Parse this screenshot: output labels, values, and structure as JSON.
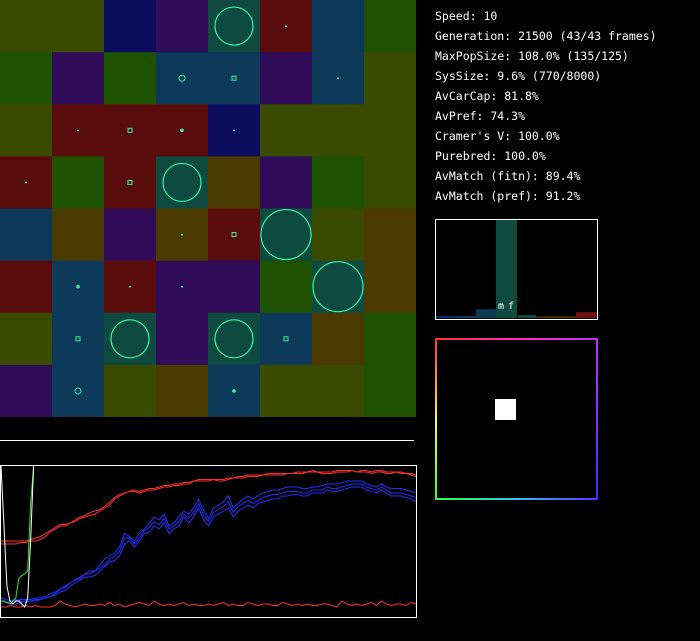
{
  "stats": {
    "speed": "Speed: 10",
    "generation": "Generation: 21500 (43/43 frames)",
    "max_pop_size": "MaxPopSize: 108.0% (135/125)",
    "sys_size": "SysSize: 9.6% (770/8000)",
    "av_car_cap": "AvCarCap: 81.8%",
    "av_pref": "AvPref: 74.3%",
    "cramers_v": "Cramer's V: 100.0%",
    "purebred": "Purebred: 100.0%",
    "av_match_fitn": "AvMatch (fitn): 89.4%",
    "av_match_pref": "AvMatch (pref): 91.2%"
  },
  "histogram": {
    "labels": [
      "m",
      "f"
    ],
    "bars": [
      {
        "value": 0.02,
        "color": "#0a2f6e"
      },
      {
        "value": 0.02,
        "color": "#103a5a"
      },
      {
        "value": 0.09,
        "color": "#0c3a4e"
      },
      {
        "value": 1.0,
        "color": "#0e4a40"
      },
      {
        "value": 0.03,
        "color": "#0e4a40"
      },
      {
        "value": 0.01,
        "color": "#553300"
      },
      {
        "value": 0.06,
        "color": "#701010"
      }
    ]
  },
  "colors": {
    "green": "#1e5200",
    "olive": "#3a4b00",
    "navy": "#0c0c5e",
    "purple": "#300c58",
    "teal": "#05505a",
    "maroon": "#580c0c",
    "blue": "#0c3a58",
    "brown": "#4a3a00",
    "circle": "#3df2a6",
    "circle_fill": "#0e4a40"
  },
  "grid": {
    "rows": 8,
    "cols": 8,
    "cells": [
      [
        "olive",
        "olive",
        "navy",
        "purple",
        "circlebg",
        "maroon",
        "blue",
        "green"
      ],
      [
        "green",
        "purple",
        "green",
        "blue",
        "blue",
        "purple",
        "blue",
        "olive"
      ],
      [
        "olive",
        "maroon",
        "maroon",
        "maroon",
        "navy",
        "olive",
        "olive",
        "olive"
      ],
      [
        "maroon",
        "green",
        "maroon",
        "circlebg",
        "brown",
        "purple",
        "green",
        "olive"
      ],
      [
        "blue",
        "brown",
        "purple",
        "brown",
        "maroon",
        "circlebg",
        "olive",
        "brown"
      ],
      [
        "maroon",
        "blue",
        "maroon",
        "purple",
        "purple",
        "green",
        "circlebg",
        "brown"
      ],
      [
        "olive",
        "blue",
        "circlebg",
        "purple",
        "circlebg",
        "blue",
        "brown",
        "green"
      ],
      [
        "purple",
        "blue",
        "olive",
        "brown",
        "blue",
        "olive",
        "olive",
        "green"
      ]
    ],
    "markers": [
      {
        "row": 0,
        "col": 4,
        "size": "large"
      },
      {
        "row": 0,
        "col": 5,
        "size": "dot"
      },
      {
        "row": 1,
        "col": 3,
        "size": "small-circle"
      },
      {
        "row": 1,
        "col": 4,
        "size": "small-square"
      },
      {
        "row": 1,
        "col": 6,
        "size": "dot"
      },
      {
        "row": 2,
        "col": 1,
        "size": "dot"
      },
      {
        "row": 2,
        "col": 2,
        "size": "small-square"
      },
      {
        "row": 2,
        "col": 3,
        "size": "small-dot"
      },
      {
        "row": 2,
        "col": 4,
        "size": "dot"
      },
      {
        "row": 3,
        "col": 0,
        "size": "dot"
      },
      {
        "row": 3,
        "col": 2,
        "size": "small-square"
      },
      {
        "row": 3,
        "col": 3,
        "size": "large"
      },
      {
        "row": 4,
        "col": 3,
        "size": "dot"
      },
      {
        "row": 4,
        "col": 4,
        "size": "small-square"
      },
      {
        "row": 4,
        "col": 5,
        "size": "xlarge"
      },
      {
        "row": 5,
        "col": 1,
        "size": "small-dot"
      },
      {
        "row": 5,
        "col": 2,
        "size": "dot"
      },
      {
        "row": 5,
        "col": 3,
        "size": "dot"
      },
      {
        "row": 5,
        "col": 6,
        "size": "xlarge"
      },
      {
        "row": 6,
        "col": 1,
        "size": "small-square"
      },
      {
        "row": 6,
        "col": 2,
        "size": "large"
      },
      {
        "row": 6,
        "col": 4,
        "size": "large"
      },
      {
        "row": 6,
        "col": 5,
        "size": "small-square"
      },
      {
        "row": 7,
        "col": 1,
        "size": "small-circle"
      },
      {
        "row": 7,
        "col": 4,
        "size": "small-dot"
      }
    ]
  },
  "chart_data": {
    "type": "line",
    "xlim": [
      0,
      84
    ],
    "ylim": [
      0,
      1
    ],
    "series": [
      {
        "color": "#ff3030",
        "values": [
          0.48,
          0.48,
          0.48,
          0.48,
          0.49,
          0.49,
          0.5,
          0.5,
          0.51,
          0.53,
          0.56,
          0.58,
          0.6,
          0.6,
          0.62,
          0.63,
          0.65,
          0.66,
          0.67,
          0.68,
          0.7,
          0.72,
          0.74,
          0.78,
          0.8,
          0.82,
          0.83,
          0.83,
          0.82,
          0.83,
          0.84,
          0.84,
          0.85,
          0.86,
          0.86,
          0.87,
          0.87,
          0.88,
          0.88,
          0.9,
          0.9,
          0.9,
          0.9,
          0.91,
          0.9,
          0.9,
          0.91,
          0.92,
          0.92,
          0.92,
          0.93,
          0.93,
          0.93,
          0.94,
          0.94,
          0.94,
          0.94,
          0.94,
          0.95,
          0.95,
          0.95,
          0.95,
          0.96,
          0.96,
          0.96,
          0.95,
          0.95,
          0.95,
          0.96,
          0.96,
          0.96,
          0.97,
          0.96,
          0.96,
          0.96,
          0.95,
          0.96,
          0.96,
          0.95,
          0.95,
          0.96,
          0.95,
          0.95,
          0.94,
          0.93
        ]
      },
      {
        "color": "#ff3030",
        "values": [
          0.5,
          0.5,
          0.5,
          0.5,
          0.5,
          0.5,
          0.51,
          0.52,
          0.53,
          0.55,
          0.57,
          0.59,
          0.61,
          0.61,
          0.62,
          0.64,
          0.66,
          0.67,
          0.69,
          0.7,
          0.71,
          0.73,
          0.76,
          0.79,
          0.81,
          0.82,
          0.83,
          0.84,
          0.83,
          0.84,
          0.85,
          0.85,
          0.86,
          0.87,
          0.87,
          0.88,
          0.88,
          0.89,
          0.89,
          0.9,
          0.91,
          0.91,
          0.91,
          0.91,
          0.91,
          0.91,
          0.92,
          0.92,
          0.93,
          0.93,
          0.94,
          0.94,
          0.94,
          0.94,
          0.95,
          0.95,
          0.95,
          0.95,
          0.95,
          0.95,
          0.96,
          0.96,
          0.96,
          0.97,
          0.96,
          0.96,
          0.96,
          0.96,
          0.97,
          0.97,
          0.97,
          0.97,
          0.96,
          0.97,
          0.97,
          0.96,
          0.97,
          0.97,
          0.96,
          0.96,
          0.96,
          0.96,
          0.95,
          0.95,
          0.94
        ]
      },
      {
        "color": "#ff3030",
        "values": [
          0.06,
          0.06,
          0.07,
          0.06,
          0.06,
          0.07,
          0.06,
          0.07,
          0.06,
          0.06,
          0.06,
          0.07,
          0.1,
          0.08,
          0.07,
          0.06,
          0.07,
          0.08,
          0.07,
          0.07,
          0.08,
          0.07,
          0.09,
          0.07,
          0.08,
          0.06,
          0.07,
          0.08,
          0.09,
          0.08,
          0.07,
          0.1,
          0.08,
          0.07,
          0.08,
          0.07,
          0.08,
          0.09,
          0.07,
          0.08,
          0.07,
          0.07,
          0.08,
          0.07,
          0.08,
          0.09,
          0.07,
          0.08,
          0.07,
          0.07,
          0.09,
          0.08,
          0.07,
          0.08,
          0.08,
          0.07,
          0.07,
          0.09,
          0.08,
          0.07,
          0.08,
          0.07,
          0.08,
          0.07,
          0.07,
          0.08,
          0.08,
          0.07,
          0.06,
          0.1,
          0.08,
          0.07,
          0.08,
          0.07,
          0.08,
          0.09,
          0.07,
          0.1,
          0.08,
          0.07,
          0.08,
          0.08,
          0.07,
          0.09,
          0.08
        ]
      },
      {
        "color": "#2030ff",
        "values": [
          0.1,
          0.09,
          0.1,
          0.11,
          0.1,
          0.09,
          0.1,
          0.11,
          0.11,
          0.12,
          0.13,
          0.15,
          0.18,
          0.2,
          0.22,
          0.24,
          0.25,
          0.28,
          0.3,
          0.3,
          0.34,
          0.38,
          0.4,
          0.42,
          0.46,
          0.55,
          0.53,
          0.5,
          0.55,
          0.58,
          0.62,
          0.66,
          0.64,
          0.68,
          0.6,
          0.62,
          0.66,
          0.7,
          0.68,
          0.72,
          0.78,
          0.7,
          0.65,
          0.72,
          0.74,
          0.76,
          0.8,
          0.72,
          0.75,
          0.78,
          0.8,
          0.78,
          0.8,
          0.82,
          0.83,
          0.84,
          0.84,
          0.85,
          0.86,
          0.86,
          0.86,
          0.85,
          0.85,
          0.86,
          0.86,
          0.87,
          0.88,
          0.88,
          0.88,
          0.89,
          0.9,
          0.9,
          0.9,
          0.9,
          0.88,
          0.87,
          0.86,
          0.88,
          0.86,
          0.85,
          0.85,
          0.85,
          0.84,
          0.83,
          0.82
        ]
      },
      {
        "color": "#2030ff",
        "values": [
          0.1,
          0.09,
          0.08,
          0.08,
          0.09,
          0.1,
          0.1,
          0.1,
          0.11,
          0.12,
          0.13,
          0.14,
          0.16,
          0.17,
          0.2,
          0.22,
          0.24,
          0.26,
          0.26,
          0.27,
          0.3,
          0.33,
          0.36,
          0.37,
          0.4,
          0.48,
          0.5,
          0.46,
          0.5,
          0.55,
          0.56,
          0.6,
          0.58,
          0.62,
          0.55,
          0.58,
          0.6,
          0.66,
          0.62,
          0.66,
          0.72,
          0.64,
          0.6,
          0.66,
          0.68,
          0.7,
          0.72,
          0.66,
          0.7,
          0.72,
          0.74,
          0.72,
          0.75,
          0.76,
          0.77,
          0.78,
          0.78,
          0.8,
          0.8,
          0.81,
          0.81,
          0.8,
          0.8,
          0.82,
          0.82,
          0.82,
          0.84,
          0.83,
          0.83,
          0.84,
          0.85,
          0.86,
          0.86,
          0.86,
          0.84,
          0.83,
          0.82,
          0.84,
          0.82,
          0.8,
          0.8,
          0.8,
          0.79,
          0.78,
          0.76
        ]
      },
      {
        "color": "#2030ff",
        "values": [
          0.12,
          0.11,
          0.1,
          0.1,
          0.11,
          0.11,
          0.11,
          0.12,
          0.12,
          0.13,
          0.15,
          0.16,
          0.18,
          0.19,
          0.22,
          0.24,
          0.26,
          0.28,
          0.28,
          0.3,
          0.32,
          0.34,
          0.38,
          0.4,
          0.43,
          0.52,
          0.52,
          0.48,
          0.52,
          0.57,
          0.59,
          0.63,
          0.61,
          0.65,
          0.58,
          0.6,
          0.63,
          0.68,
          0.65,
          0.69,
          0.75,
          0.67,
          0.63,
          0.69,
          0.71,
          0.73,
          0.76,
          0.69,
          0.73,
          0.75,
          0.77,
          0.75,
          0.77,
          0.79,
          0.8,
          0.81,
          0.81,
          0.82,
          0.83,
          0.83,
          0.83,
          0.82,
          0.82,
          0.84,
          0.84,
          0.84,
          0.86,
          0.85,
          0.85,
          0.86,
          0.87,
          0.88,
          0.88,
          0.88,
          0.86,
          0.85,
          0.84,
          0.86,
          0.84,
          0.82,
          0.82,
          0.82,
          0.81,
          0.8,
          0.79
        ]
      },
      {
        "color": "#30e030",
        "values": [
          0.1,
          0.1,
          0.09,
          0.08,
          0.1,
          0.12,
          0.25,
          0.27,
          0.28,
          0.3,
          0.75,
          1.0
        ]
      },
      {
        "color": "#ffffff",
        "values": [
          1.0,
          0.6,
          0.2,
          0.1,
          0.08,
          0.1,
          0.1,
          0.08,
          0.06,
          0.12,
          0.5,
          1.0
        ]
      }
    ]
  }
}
_ _ _ _ _
Written request: Every line that holds the word "labels" should be extracted.

The solution:
Parse this screenshot: output labels, values, and structure as JSON.
    "labels": [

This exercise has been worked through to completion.